# Start of SUPPLIED ENTRIES

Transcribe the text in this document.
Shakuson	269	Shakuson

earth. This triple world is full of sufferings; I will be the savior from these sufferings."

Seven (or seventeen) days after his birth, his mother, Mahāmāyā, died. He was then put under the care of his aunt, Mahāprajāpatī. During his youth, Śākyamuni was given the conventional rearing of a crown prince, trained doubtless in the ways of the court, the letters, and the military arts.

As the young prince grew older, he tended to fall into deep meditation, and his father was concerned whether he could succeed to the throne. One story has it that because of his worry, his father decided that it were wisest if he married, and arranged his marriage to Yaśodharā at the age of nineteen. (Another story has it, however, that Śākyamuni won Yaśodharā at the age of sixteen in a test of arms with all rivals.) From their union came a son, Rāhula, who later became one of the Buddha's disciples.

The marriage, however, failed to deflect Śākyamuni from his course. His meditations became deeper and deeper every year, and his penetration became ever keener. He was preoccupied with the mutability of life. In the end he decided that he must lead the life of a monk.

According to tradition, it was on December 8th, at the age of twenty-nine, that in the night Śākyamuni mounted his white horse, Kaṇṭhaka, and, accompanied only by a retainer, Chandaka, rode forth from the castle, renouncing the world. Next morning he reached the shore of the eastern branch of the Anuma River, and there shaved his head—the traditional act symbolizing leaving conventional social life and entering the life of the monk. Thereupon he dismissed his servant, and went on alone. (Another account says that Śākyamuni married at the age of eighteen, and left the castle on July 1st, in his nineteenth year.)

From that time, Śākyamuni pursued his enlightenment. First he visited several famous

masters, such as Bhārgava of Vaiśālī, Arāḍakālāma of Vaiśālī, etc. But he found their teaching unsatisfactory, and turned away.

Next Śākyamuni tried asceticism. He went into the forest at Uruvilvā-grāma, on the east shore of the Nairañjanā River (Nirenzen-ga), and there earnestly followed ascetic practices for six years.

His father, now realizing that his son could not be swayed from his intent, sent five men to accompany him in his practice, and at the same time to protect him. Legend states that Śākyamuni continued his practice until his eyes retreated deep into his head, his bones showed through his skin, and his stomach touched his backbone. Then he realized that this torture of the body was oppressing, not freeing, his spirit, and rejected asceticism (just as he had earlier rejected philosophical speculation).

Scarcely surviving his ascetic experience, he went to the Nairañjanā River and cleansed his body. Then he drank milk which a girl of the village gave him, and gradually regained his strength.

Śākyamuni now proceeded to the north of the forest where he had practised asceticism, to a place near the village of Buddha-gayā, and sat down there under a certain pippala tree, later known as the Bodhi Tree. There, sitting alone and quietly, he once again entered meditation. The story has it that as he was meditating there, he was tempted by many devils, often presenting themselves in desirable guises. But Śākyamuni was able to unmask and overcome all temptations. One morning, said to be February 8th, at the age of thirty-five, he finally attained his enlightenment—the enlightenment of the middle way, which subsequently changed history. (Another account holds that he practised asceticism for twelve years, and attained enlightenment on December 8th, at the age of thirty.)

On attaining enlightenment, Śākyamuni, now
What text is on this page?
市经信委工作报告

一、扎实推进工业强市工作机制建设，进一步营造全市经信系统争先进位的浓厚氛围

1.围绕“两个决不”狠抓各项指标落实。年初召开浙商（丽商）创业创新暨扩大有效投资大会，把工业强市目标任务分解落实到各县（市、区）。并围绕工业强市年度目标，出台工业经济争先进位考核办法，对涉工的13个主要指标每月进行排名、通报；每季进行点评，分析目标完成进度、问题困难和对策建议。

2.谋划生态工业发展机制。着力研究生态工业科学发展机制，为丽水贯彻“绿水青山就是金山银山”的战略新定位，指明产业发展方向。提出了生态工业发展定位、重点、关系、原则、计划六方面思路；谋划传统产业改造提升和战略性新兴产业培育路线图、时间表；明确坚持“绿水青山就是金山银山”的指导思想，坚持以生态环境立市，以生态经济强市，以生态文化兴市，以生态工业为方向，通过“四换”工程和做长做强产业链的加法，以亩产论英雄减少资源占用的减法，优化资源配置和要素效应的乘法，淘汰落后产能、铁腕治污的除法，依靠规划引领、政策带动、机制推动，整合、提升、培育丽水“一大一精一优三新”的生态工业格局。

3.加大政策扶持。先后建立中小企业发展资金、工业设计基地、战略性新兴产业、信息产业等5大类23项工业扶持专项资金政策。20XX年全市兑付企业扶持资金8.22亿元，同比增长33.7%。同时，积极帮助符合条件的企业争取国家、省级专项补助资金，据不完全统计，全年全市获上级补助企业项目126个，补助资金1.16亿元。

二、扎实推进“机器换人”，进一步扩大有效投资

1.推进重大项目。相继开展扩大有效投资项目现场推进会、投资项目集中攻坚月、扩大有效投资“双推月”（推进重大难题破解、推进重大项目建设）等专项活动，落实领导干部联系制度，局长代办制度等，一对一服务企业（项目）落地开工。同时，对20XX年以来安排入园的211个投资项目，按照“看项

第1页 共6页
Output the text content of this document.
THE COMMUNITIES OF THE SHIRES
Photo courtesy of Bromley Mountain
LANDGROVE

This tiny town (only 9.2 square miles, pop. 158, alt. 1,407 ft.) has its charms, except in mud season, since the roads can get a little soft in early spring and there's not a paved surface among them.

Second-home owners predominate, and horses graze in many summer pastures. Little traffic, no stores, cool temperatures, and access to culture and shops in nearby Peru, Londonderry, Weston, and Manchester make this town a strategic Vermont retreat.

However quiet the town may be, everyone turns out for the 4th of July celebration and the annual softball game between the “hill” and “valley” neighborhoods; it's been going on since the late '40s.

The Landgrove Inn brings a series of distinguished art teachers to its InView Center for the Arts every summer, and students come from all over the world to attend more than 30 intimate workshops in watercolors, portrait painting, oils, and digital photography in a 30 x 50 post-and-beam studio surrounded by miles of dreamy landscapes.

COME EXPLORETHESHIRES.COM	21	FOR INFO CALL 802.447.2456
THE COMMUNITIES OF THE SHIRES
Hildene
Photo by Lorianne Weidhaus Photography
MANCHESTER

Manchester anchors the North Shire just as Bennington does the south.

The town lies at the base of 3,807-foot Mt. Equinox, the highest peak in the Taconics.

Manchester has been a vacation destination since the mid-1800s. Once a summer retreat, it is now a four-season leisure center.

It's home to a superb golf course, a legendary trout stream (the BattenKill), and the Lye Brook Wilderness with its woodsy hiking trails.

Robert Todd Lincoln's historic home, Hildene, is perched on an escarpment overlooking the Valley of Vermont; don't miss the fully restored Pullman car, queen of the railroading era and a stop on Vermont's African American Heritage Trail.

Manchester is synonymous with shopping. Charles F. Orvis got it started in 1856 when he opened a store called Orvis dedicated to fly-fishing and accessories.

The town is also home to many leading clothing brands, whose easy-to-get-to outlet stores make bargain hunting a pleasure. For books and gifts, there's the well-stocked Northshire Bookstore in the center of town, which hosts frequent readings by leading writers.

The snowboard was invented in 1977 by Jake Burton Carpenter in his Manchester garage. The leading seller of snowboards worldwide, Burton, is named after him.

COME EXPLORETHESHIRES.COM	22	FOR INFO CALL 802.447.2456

# End of SUPPLIED ENTRIES

Copy out the whole listing exactly; please set it all down.

Transcribe the text in this document.
Shakuson	269	Shakuson

earth. This triple world is full of sufferings; I will be the savior from these sufferings."

Seven (or seventeen) days after his birth, his mother, Mahāmāyā, died. He was then put under the care of his aunt, Mahāprajāpatī. During his youth, Śākyamuni was given the conventional rearing of a crown prince, trained doubtless in the ways of the court, the letters, and the military arts.

As the young prince grew older, he tended to fall into deep meditation, and his father was concerned whether he could succeed to the throne. One story has it that because of his worry, his father decided that it were wisest if he married, and arranged his marriage to Yaśodharā at the age of nineteen. (Another story has it, however, that Śākyamuni won Yaśodharā at the age of sixteen in a test of arms with all rivals.) From their union came a son, Rāhula, who later became one of the Buddha's disciples.

The marriage, however, failed to deflect Śākyamuni from his course. His meditations became deeper and deeper every year, and his penetration became ever keener. He was preoccupied with the mutability of life. In the end he decided that he must lead the life of a monk.

According to tradition, it was on December 8th, at the age of twenty-nine, that in the night Śākyamuni mounted his white horse, Kaṇṭhaka, and, accompanied only by a retainer, Chandaka, rode forth from the castle, renouncing the world. Next morning he reached the shore of the eastern branch of the Anuma River, and there shaved his head—the traditional act symbolizing leaving conventional social life and entering the life of the monk. Thereupon he dismissed his servant, and went on alone. (Another account says that Śākyamuni married at the age of eighteen, and left the castle on July 1st, in his nineteenth year.)

From that time, Śākyamuni pursued his enlightenment. First he visited several famous

masters, such as Bhārgava of Vaiśālī, Arāḍakālāma of Vaiśālī, etc. But he found their teaching unsatisfactory, and turned away.

Next Śākyamuni tried asceticism. He went into the forest at Uruvilvā-grāma, on the east shore of the Nairañjanā River (Nirenzen-ga), and there earnestly followed ascetic practices for six years.

His father, now realizing that his son could not be swayed from his intent, sent five men to accompany him in his practice, and at the same time to protect him. Legend states that Śākyamuni continued his practice until his eyes retreated deep into his head, his bones showed through his skin, and his stomach touched his backbone. Then he realized that this torture of the body was oppressing, not freeing, his spirit, and rejected asceticism (just as he had earlier rejected philosophical speculation).

Scarcely surviving his ascetic experience, he went to the Nairañjanā River and cleansed his body. Then he drank milk which a girl of the village gave him, and gradually regained his strength.

Śākyamuni now proceeded to the north of the forest where he had practised asceticism, to a place near the village of Buddha-gayā, and sat down there under a certain pippala tree, later known as the Bodhi Tree. There, sitting alone and quietly, he once again entered meditation. The story has it that as he was meditating there, he was tempted by many devils, often presenting themselves in desirable guises. But Śākyamuni was able to unmask and overcome all temptations. One morning, said to be February 8th, at the age of thirty-five, he finally attained his enlightenment—the enlightenment of the middle way, which subsequently changed history. (Another account holds that he practised asceticism for twelve years, and attained enlightenment on December 8th, at the age of thirty.)

On attaining enlightenment, Śākyamuni, now
What text is on this page?
市经信委工作报告

一、扎实推进工业强市工作机制建设，进一步营造全市经信系统争先进位的浓厚氛围

1.围绕“两个决不”狠抓各项指标落实。年初召开浙商（丽商）创业创新暨扩大有效投资大会，把工业强市目标任务分解落实到各县（市、区）。并围绕工业强市年度目标，出台工业经济争先进位考核办法，对涉工的13个主要指标每月进行排名、通报；每季进行点评，分析目标完成进度、问题困难和对策建议。

2.谋划生态工业发展机制。着力研究生态工业科学发展机制，为丽水贯彻“绿水青山就是金山银山”的战略新定位，指明产业发展方向。提出了生态工业发展定位、重点、关系、原则、计划六方面思路；谋划传统产业改造提升和战略性新兴产业培育路线图、时间表；明确坚持“绿水青山就是金山银山”的指导思想，坚持以生态环境立市，以生态经济强市，以生态文化兴市，以生态工业为方向，通过“四换”工程和做长做强产业链的加法，以亩产论英雄减少资源占用的减法，优化资源配置和要素效应的乘法，淘汰落后产能、铁腕治污的除法，依靠规划引领、政策带动、机制推动，整合、提升、培育丽水“一大一精一优三新”的生态工业格局。

3.加大政策扶持。先后建立中小企业发展资金、工业设计基地、战略性新兴产业、信息产业等5大类23项工业扶持专项资金政策。20XX年全市兑付企业扶持资金8.22亿元，同比增长33.7%。同时，积极帮助符合条件的企业争取国家、省级专项补助资金，据不完全统计，全年全市获上级补助企业项目126个，补助资金1.16亿元。

二、扎实推进“机器换人”，进一步扩大有效投资

1.推进重大项目。相继开展扩大有效投资项目现场推进会、投资项目集中攻坚月、扩大有效投资“双推月”（推进重大难题破解、推进重大项目建设）等专项活动，落实领导干部联系制度，局长代办制度等，一对一服务企业（项目）落地开工。同时，对20XX年以来安排入园的211个投资项目，按照“看项

第1页 共6页
Output the text content of this document.
THE COMMUNITIES OF THE SHIRES
Photo courtesy of Bromley Mountain
LANDGROVE

This tiny town (only 9.2 square miles, pop. 158, alt. 1,407 ft.) has its charms, except in mud season, since the roads can get a little soft in early spring and there's not a paved surface among them.

Second-home owners predominate, and horses graze in many summer pastures. Little traffic, no stores, cool temperatures, and access to culture and shops in nearby Peru, Londonderry, Weston, and Manchester make this town a strategic Vermont retreat.

However quiet the town may be, everyone turns out for the 4th of July celebration and the annual softball game between the “hill” and “valley” neighborhoods; it's been going on since the late '40s.

The Landgrove Inn brings a series of distinguished art teachers to its InView Center for the Arts every summer, and students come from all over the world to attend more than 30 intimate workshops in watercolors, portrait painting, oils, and digital photography in a 30 x 50 post-and-beam studio surrounded by miles of dreamy landscapes.

COME EXPLORETHESHIRES.COM	21	FOR INFO CALL 802.447.2456
THE COMMUNITIES OF THE SHIRES
Hildene
Photo by Lorianne Weidhaus Photography
MANCHESTER

Manchester anchors the North Shire just as Bennington does the south.

The town lies at the base of 3,807-foot Mt. Equinox, the highest peak in the Taconics.

Manchester has been a vacation destination since the mid-1800s. Once a summer retreat, it is now a four-season leisure center.

It's home to a superb golf course, a legendary trout stream (the BattenKill), and the Lye Brook Wilderness with its woodsy hiking trails.

Robert Todd Lincoln's historic home, Hildene, is perched on an escarpment overlooking the Valley of Vermont; don't miss the fully restored Pullman car, queen of the railroading era and a stop on Vermont's African American Heritage Trail.

Manchester is synonymous with shopping. Charles F. Orvis got it started in 1856 when he opened a store called Orvis dedicated to fly-fishing and accessories.

The town is also home to many leading clothing brands, whose easy-to-get-to outlet stores make bargain hunting a pleasure. For books and gifts, there's the well-stocked Northshire Bookstore in the center of town, which hosts frequent readings by leading writers.

The snowboard was invented in 1977 by Jake Burton Carpenter in his Manchester garage. The leading seller of snowboards worldwide, Burton, is named after him.

COME EXPLORETHESHIRES.COM	22	FOR INFO CALL 802.447.2456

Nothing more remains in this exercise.